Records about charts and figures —
-*-

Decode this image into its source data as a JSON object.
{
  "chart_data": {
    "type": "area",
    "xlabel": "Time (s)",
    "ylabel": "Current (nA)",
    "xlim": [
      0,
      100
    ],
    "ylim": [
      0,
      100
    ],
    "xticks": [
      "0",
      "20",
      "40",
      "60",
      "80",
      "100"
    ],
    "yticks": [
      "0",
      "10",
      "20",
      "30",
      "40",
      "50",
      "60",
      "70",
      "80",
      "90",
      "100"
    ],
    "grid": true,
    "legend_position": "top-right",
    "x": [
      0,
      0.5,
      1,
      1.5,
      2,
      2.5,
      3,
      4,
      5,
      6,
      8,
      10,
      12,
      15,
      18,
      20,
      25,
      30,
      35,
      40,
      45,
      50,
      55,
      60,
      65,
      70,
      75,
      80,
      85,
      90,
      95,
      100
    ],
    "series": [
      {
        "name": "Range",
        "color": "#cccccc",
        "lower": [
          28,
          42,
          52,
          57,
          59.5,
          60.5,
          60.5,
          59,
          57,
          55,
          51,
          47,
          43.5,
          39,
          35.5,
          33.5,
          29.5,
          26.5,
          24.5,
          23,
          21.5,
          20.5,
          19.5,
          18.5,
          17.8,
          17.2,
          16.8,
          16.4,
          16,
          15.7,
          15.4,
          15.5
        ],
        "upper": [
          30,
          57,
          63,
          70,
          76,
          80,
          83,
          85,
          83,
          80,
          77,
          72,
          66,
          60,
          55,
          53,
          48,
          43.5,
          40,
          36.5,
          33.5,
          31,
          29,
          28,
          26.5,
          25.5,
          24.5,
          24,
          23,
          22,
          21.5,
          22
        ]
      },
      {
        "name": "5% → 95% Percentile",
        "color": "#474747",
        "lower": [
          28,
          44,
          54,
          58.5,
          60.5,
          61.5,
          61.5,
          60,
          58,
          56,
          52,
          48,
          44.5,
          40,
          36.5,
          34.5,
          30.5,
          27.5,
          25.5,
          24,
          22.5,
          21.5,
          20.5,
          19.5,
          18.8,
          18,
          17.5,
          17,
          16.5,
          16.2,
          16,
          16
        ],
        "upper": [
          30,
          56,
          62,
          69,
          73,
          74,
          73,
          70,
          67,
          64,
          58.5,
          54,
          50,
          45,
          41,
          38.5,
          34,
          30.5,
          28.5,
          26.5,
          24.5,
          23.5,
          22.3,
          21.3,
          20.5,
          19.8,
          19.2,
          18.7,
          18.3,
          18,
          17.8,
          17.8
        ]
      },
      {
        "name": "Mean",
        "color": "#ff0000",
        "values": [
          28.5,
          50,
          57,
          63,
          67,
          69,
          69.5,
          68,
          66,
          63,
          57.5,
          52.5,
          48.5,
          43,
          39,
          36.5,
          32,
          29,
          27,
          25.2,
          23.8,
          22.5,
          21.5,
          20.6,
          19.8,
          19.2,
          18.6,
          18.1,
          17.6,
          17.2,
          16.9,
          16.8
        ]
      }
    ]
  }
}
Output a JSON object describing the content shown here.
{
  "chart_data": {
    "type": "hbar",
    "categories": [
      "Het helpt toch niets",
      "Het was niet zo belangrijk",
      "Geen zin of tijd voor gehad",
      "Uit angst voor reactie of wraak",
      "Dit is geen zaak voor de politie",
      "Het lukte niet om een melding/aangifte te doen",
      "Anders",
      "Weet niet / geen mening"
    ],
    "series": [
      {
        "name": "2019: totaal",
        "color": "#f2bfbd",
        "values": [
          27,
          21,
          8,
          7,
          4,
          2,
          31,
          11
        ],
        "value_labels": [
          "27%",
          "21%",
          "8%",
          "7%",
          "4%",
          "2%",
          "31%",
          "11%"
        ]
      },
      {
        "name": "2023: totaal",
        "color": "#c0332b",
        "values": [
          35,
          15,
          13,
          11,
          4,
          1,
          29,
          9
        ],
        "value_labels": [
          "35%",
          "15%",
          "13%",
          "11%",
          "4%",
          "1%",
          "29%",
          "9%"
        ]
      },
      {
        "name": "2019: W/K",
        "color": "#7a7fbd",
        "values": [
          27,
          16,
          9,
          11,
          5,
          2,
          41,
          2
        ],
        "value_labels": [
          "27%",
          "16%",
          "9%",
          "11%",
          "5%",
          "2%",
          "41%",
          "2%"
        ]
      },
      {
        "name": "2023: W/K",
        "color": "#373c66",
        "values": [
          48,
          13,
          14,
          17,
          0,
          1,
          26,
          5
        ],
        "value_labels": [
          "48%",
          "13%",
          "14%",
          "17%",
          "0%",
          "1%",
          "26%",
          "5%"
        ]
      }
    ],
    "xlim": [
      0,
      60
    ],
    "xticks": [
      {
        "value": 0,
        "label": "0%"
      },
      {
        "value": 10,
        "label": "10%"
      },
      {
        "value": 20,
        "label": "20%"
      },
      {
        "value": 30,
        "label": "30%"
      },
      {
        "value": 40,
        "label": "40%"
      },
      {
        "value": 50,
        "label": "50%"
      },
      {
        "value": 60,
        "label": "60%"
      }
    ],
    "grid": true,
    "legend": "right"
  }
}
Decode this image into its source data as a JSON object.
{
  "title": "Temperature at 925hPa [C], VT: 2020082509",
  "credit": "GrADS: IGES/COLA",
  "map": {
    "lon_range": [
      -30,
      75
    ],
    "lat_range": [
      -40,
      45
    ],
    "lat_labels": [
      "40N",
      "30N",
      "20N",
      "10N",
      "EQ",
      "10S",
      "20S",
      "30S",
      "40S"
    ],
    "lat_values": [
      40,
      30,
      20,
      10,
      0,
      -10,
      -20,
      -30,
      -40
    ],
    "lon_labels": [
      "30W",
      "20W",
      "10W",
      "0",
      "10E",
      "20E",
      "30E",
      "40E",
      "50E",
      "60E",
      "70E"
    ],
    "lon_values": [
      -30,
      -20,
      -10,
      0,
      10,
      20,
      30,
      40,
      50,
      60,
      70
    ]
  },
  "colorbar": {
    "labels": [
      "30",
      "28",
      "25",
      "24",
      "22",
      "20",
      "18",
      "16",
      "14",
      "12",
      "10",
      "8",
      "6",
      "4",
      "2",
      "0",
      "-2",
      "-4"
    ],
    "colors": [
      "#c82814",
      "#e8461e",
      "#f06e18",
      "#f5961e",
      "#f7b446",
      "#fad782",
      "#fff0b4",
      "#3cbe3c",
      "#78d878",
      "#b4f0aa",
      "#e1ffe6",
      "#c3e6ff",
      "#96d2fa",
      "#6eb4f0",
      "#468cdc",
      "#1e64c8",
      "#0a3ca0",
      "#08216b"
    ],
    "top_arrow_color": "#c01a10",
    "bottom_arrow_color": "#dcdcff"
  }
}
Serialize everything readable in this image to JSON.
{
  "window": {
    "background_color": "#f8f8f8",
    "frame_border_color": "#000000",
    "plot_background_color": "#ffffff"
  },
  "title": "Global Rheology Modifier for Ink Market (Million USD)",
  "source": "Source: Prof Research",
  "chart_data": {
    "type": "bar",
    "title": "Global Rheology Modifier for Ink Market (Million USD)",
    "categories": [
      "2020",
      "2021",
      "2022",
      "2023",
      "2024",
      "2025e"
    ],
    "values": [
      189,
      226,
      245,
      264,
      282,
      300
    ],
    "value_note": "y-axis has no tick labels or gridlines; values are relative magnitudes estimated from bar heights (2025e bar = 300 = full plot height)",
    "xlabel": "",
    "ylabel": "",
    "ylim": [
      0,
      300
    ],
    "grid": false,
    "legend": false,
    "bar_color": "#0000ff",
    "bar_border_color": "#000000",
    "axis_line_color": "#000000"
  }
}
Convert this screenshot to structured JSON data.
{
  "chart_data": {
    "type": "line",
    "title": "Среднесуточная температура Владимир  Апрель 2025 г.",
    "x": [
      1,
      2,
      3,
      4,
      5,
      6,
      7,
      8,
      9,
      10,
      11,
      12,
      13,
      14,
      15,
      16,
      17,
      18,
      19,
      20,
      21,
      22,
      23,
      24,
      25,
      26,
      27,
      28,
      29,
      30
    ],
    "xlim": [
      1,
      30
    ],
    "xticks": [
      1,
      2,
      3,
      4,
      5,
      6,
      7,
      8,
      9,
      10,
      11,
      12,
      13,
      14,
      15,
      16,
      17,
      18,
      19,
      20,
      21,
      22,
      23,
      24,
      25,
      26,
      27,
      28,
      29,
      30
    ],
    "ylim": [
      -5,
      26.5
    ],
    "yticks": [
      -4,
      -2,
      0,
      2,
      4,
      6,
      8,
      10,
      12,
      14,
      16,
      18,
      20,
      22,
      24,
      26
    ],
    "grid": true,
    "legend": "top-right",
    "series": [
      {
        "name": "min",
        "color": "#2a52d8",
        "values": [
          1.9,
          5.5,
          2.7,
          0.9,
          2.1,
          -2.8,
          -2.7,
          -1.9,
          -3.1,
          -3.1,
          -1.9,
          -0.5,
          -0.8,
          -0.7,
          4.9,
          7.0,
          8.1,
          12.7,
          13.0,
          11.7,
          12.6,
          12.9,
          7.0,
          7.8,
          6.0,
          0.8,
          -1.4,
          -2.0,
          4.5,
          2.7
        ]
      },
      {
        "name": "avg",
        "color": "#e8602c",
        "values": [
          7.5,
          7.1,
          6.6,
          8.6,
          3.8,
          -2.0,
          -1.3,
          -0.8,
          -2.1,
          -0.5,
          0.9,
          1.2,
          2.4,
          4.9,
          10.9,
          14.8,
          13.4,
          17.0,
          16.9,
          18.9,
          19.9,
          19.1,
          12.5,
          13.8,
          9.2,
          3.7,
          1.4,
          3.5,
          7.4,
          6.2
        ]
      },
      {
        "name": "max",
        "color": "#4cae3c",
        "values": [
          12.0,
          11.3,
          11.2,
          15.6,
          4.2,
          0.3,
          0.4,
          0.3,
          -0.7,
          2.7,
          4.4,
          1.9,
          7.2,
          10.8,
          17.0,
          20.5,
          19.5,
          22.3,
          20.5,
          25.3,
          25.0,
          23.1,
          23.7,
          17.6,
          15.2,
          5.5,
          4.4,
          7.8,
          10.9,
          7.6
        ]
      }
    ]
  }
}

-*-

Task description —
Pull out all lines from the listing that contain the string "this".

The solution —
Decode this image into its source data as a JSON object.
Decode this image into its source data as a JSON object.
Serialize everything readable in this image to JSON.
Convert this screenshot to structured JSON data.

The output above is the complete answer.